=== WORK INSTRUCTIONS ===
a: In the hybrid cloud article, translate this sentence into Spanish: "They conclude that there is an oligopoly that’s unsustainable in the long term."
b: According to the hybrid cloud article, why do cloud computing costs end up seriously detracting from profit? Answer in one to three sentences.
c: What current margin does the hybrid cloud article give for the three main public cloud providers?

Weaveworks sponsored this post.
Sarah Wang and Martin Casado of Andreessen Horowitz wrote a thought-provoking article on the fact that cloud vendors are taking a huge chunk of a company’s market value, leading many organizations to repatriate their infrastructure from cloud to on-premises. They conclude that there is an oligopoly that’s unsustainable in the long term. The three main public cloud providers will either start to give up part of their current 30% margins, or they’ll start to give up workloads. I’m no financial analyst for sure, so the element from that conclusion that interests me the most is workload delivery and workload repatriation.
Whatever the camp you may sit on, the myriad app delivery and continuous operations use cases currently being applied by any software company will likely push organizations to adopt a hybrid cloud approach: not fully vested on public cloud, not fully repatriated to on-premises machines or environments. Whichever the case, with hybrid and distributed approaches to compute, storage and networking comes environment sprawl that’s also known as utter chaos. Without control over infrastructure, organizations cannot effectively integrate and manage their application deployments, which hinders whatever value is encapsulated within their code. Without control over configuration, companies lose their developers and the chance to make a transformation and adapt. Finally, without control over workloads, companies miss the future altogether.
Let’s look at the reasons for adopting a hybrid cloud model, the challenges that come with it, and how best to navigate these uncharted waters.
The Cheap Cloud Myth
The cloud computing industry has grown very rapidly over the past few years. The consensus is that cloud computing is far more convenient, and sometimes affordable, than on-premises options. However, the reality is, as always, a bit more complex. Cloud computing costs are simply hard to predict and include a lot of shadow costs that eventually eat into your organization’s bottom line to the point which, like Sarah and Martin point out, they seriously detract from profit.

=== DATA PROVIDED ===

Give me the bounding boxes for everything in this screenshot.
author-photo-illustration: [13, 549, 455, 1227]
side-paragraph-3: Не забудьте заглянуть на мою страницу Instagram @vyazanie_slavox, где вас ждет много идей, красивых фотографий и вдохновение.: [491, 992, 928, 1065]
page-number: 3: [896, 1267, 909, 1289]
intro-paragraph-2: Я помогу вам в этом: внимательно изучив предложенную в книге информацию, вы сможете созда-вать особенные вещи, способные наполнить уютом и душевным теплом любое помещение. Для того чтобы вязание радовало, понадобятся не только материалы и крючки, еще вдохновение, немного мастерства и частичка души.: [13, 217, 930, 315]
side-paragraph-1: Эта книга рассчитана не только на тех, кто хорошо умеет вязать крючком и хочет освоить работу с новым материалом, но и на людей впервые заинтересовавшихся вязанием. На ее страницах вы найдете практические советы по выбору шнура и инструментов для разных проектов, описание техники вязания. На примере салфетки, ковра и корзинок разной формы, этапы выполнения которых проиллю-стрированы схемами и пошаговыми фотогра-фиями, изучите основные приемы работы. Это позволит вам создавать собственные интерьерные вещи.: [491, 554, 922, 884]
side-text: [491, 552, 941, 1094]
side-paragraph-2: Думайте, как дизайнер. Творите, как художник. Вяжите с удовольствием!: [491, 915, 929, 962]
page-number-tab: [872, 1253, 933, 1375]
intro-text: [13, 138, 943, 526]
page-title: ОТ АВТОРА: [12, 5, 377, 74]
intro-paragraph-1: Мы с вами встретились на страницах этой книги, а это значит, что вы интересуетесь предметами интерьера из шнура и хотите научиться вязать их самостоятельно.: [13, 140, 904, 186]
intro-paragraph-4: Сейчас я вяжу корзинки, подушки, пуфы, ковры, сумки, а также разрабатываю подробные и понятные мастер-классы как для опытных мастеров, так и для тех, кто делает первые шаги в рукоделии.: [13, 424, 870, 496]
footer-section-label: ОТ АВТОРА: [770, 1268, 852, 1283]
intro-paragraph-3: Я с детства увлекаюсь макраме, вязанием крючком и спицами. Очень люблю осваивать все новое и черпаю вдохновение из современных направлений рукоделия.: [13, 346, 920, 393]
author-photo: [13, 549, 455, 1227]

=== SOLUTIONS BELOW ===
a: Concluyen que existe un oligopolio que es insostenible a largo plazo.

b: Cloud computing costs are hard to predict and include many shadow costs. These eventually eat into an organization's bottom line until they seriously detract from profit.

c: 30%.